— START Extracted information —
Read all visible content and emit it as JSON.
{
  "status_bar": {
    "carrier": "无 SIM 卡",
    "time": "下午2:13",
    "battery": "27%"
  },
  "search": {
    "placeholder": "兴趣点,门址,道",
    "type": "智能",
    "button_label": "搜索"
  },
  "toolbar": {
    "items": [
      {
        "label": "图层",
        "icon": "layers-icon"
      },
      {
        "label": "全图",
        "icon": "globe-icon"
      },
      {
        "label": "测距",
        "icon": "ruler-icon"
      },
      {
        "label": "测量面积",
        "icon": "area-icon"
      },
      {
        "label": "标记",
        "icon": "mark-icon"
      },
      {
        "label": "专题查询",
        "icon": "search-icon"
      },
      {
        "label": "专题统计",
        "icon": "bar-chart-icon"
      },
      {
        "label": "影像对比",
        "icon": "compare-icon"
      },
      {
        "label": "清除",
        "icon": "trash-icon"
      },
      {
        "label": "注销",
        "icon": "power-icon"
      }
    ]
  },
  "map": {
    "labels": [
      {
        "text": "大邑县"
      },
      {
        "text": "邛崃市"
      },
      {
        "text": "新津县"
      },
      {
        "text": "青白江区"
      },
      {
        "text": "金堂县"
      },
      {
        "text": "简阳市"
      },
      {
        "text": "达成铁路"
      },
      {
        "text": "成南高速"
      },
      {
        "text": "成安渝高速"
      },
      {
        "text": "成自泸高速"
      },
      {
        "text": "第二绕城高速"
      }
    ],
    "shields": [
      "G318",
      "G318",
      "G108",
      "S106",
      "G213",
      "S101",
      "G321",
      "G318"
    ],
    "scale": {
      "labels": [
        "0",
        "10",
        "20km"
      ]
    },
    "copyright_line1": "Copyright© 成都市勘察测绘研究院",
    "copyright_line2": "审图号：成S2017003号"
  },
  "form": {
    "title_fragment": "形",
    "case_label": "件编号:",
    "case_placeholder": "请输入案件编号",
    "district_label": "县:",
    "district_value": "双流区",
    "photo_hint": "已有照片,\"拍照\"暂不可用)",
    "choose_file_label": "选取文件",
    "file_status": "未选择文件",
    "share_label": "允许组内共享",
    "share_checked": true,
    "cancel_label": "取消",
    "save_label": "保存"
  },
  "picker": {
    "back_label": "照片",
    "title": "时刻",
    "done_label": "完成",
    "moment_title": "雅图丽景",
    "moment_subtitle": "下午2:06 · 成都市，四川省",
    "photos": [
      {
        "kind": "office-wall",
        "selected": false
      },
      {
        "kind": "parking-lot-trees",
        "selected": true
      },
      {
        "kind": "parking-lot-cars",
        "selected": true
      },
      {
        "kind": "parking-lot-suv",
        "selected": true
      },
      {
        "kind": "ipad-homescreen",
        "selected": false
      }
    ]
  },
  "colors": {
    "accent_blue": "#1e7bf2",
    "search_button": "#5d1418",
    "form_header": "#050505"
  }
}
— END Extracted information —
> _Challenge_
Type out the material again exactly as presented.

> _Written response_
Read all visible content and emit it as JSON.
{
  "status_bar": {
    "carrier": "无 SIM 卡",
    "time": "下午2:13",
    "battery": "27%"
  },
  "search": {
    "placeholder": "兴趣点,门址,道",
    "type": "智能",
    "button_label": "搜索"
  },
  "toolbar": {
    "items": [
      {
        "label": "图层",
        "icon": "layers-icon"
      },
      {
        "label": "全图",
        "icon": "globe-icon"
      },
      {
        "label": "测距",
        "icon": "ruler-icon"
      },
      {
        "label": "测量面积",
        "icon": "area-icon"
      },
      {
        "label": "标记",
        "icon": "mark-icon"
      },
      {
        "label": "专题查询",
        "icon": "search-icon"
      },
      {
        "label": "专题统计",
        "icon": "bar-chart-icon"
      },
      {
        "label": "影像对比",
        "icon": "compare-icon"
      },
      {
        "label": "清除",
        "icon": "trash-icon"
      },
      {
        "label": "注销",
        "icon": "power-icon"
      }
    ]
  },
  "map": {
    "labels": [
      {
        "text": "大邑县"
      },
      {
        "text": "邛崃市"
      },
      {
        "text": "新津县"
      },
      {
        "text": "青白江区"
      },
      {
        "text": "金堂县"
      },
      {
        "text": "简阳市"
      },
      {
        "text": "达成铁路"
      },
      {
        "text": "成南高速"
      },
      {
        "text": "成安渝高速"
      },
      {
        "text": "成自泸高速"
      },
      {
        "text": "第二绕城高速"
      }
    ],
    "shields": [
      "G318",
      "G318",
      "G108",
      "S106",
      "G213",
      "S101",
      "G321",
      "G318"
    ],
    "scale": {
      "labels": [
        "0",
        "10",
        "20km"
      ]
    },
    "copyright_line1": "Copyright© 成都市勘察测绘研究院",
    "copyright_line2": "审图号：成S2017003号"
  },
  "form": {
    "title_fragment": "形",
    "case_label": "件编号:",
    "case_placeholder": "请输入案件编号",
    "district_label": "县:",
    "district_value": "双流区",
    "photo_hint": "已有照片,\"拍照\"暂不可用)",
    "choose_file_label": "选取文件",
    "file_status": "未选择文件",
    "share_label": "允许组内共享",
    "share_checked": true,
    "cancel_label": "取消",
    "save_label": "保存"
  },
  "picker": {
    "back_label": "照片",
    "title": "时刻",
    "done_label": "完成",
    "moment_title": "雅图丽景",
    "moment_subtitle": "下午2:06 · 成都市，四川省",
    "photos": [
      {
        "kind": "office-wall",
        "selected": false
      },
      {
        "kind": "parking-lot-trees",
        "selected": true
      },
      {
        "kind": "parking-lot-cars",
        "selected": true
      },
      {
        "kind": "parking-lot-suv",
        "selected": true
      },
      {
        "kind": "ipad-homescreen",
        "selected": false
      }
    ]
  },
  "colors": {
    "accent_blue": "#1e7bf2",
    "search_button": "#5d1418",
    "form_header": "#050505"
  }
}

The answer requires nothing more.